## Given information
**********

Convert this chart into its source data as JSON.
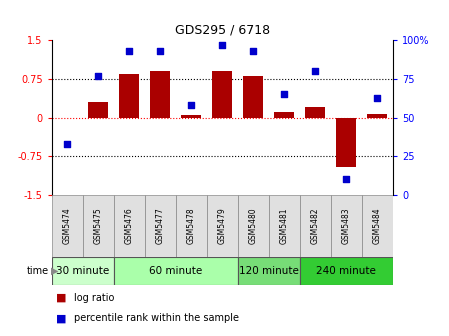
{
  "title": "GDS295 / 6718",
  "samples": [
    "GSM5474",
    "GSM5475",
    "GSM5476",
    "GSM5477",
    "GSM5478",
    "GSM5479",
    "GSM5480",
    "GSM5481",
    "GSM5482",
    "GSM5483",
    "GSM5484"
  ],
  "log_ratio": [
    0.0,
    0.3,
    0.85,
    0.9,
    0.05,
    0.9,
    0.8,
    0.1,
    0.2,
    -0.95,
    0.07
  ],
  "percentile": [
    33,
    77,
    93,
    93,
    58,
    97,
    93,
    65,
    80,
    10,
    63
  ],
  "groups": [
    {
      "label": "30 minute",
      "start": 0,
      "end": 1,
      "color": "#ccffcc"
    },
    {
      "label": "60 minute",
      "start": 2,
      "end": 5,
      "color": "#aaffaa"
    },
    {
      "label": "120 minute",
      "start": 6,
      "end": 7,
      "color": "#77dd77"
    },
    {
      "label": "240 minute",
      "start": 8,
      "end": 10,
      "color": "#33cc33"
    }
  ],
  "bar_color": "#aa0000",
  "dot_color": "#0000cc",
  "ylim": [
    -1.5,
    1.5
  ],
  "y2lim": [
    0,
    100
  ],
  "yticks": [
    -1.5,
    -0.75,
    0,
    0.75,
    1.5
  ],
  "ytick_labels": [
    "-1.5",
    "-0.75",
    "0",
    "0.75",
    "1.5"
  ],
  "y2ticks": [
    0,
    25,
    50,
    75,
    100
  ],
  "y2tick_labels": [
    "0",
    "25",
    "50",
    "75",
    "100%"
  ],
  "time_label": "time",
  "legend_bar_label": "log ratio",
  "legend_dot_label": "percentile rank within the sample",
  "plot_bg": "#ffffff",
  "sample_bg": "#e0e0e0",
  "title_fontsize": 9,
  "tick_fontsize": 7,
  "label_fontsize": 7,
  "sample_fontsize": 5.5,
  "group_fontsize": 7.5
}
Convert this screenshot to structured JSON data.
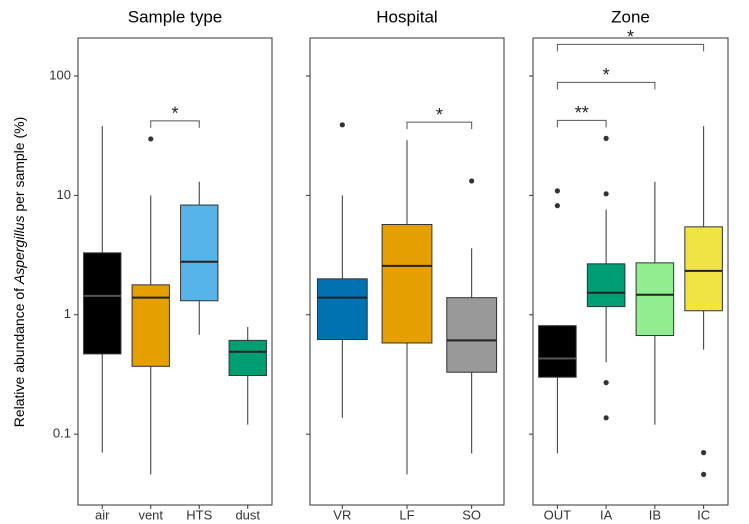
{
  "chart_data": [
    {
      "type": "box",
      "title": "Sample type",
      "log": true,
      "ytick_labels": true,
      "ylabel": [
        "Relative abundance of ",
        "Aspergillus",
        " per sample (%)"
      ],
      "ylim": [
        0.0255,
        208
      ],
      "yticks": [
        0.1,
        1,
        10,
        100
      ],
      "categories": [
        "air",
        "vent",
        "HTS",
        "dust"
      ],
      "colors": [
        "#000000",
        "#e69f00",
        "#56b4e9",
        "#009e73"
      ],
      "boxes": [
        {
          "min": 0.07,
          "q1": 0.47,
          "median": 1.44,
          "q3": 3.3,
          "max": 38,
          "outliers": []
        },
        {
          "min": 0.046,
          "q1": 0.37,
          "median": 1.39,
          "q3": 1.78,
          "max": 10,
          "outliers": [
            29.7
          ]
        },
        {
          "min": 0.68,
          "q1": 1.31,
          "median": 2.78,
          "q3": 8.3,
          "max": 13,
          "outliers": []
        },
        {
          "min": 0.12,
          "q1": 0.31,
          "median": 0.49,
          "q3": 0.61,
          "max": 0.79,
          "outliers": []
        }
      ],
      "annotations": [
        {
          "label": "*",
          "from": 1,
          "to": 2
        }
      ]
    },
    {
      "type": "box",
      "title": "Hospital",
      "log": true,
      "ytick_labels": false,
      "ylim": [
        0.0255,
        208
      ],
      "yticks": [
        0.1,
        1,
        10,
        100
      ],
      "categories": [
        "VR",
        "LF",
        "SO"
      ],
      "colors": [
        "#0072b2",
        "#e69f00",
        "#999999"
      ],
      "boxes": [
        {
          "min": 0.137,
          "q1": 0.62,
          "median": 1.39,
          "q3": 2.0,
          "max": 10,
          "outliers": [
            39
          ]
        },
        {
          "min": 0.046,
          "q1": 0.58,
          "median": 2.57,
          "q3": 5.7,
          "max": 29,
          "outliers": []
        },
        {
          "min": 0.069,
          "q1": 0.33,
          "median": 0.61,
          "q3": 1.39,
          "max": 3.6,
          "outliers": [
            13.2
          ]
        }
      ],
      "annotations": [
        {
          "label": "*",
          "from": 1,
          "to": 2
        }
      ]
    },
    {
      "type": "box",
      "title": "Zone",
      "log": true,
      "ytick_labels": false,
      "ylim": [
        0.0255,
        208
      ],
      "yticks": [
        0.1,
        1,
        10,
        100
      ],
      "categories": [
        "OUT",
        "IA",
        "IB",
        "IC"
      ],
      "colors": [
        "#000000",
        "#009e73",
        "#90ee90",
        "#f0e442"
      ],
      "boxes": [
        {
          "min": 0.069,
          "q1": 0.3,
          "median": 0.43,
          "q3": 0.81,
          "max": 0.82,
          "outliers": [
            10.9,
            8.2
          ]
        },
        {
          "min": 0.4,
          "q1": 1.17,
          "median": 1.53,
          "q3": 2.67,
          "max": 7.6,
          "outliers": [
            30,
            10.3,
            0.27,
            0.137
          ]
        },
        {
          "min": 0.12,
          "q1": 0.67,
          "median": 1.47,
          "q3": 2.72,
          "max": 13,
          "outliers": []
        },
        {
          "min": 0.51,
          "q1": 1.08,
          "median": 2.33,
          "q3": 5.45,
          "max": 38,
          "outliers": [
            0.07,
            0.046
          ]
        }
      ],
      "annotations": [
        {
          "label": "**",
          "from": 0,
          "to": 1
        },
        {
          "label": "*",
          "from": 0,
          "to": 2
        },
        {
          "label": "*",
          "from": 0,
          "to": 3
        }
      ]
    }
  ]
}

**********

## What is needed
Every entry above should be duplicated exactly. Do not include the images.

## Output of the task
Convert this chart into its source data as JSON.
{
  "title": "GDS295 / 6718",
  "samples": [
    "GSM5474",
    "GSM5475",
    "GSM5476",
    "GSM5477",
    "GSM5478",
    "GSM5479",
    "GSM5480",
    "GSM5481",
    "GSM5482",
    "GSM5483",
    "GSM5484"
  ],
  "log_ratio": [
    0.0,
    0.3,
    0.85,
    0.9,
    0.05,
    0.9,
    0.8,
    0.1,
    0.2,
    -0.95,
    0.07
  ],
  "percentile": [
    33,
    77,
    93,
    93,
    58,
    97,
    93,
    65,
    80,
    10,
    63
  ],
  "groups": [
    {
      "label": "30 minute",
      "start": 0,
      "end": 1,
      "color": "#ccffcc"
    },
    {
      "label": "60 minute",
      "start": 2,
      "end": 5,
      "color": "#aaffaa"
    },
    {
      "label": "120 minute",
      "start": 6,
      "end": 7,
      "color": "#77dd77"
    },
    {
      "label": "240 minute",
      "start": 8,
      "end": 10,
      "color": "#33cc33"
    }
  ],
  "bar_color": "#aa0000",
  "dot_color": "#0000cc",
  "ylim": [
    -1.5,
    1.5
  ],
  "y2lim": [
    0,
    100
  ],
  "yticks": [
    -1.5,
    -0.75,
    0,
    0.75,
    1.5
  ],
  "ytick_labels": [
    "-1.5",
    "-0.75",
    "0",
    "0.75",
    "1.5"
  ],
  "y2ticks": [
    0,
    25,
    50,
    75,
    100
  ],
  "y2tick_labels": [
    "0",
    "25",
    "50",
    "75",
    "100%"
  ],
  "time_label": "time",
  "legend_bar_label": "log ratio",
  "legend_dot_label": "percentile rank within the sample",
  "plot_bg": "#ffffff",
  "sample_bg": "#e0e0e0",
  "title_fontsize": 9,
  "tick_fontsize": 7,
  "label_fontsize": 7,
  "sample_fontsize": 5.5,
  "group_fontsize": 7.5
}
Convert this screenshot to structured JSON data.
{
  "chart_data": [
    {
      "type": "box",
      "title": "Sample type",
      "log": true,
      "ytick_labels": true,
      "ylabel": [
        "Relative abundance of ",
        "Aspergillus",
        " per sample (%)"
      ],
      "ylim": [
        0.0255,
        208
      ],
      "yticks": [
        0.1,
        1,
        10,
        100
      ],
      "categories": [
        "air",
        "vent",
        "HTS",
        "dust"
      ],
      "colors": [
        "#000000",
        "#e69f00",
        "#56b4e9",
        "#009e73"
      ],
      "boxes": [
        {
          "min": 0.07,
          "q1": 0.47,
          "median": 1.44,
          "q3": 3.3,
          "max": 38,
          "outliers": []
        },
        {
          "min": 0.046,
          "q1": 0.37,
          "median": 1.39,
          "q3": 1.78,
          "max": 10,
          "outliers": [
            29.7
          ]
        },
        {
          "min": 0.68,
          "q1": 1.31,
          "median": 2.78,
          "q3": 8.3,
          "max": 13,
          "outliers": []
        },
        {
          "min": 0.12,
          "q1": 0.31,
          "median": 0.49,
          "q3": 0.61,
          "max": 0.79,
          "outliers": []
        }
      ],
      "annotations": [
        {
          "label": "*",
          "from": 1,
          "to": 2
        }
      ]
    },
    {
      "type": "box",
      "title": "Hospital",
      "log": true,
      "ytick_labels": false,
      "ylim": [
        0.0255,
        208
      ],
      "yticks": [
        0.1,
        1,
        10,
        100
      ],
      "categories": [
        "VR",
        "LF",
        "SO"
      ],
      "colors": [
        "#0072b2",
        "#e69f00",
        "#999999"
      ],
      "boxes": [
        {
          "min": 0.137,
          "q1": 0.62,
          "median": 1.39,
          "q3": 2.0,
          "max": 10,
          "outliers": [
            39
          ]
        },
        {
          "min": 0.046,
          "q1": 0.58,
          "median": 2.57,
          "q3": 5.7,
          "max": 29,
          "outliers": []
        },
        {
          "min": 0.069,
          "q1": 0.33,
          "median": 0.61,
          "q3": 1.39,
          "max": 3.6,
          "outliers": [
            13.2
          ]
        }
      ],
      "annotations": [
        {
          "label": "*",
          "from": 1,
          "to": 2
        }
      ]
    },
    {
      "type": "box",
      "title": "Zone",
      "log": true,
      "ytick_labels": false,
      "ylim": [
        0.0255,
        208
      ],
      "yticks": [
        0.1,
        1,
        10,
        100
      ],
      "categories": [
        "OUT",
        "IA",
        "IB",
        "IC"
      ],
      "colors": [
        "#000000",
        "#009e73",
        "#90ee90",
        "#f0e442"
      ],
      "boxes": [
        {
          "min": 0.069,
          "q1": 0.3,
          "median": 0.43,
          "q3": 0.81,
          "max": 0.82,
          "outliers": [
            10.9,
            8.2
          ]
        },
        {
          "min": 0.4,
          "q1": 1.17,
          "median": 1.53,
          "q3": 2.67,
          "max": 7.6,
          "outliers": [
            30,
            10.3,
            0.27,
            0.137
          ]
        },
        {
          "min": 0.12,
          "q1": 0.67,
          "median": 1.47,
          "q3": 2.72,
          "max": 13,
          "outliers": []
        },
        {
          "min": 0.51,
          "q1": 1.08,
          "median": 2.33,
          "q3": 5.45,
          "max": 38,
          "outliers": [
            0.07,
            0.046
          ]
        }
      ],
      "annotations": [
        {
          "label": "**",
          "from": 0,
          "to": 1
        },
        {
          "label": "*",
          "from": 0,
          "to": 2
        },
        {
          "label": "*",
          "from": 0,
          "to": 3
        }
      ]
    }
  ]
}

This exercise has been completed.